**YOUR INSTRUCTIONS**: Find the number of lines below in which the word "icon" appears, and write that number only.

**RECORDS PROVIDED**:
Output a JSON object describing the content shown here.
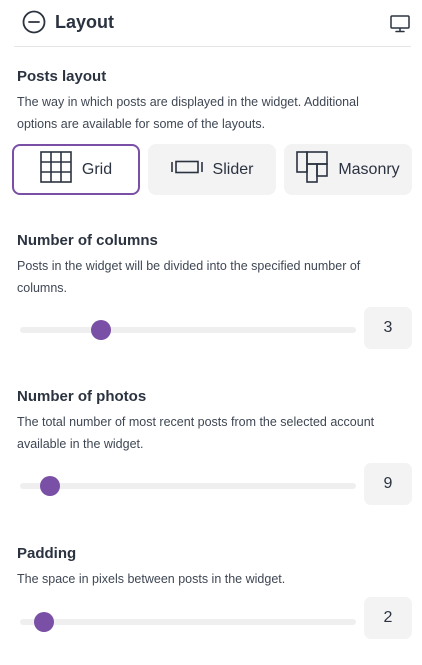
{
  "header": {
    "title": "Layout",
    "collapse_icon": "minus-circle-icon",
    "device_icon": "desktop-monitor-icon"
  },
  "posts_layout": {
    "title": "Posts layout",
    "description": "The way in which posts are displayed in the widget. Additional options are available for some of the layouts.",
    "options": [
      {
        "label": "Grid",
        "icon": "grid-icon",
        "selected": true
      },
      {
        "label": "Slider",
        "icon": "slider-icon",
        "selected": false
      },
      {
        "label": "Masonry",
        "icon": "masonry-icon",
        "selected": false
      }
    ]
  },
  "columns": {
    "title": "Number of columns",
    "description": "Posts in the widget will be divided into the specified number of columns.",
    "value": "3",
    "slider_fraction": 0.24
  },
  "photos": {
    "title": "Number of photos",
    "description": "The total number of most recent posts from the selected account available in the widget.",
    "value": "9",
    "slider_fraction": 0.09
  },
  "padding": {
    "title": "Padding",
    "description": "The space in pixels between posts in the widget.",
    "value": "2",
    "slider_fraction": 0.07
  },
  "colors": {
    "accent": "#7a4fa6",
    "text": "#2b3340",
    "control_bg": "#f3f3f4"
  }
}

**THE COMPLETED TASK**: 5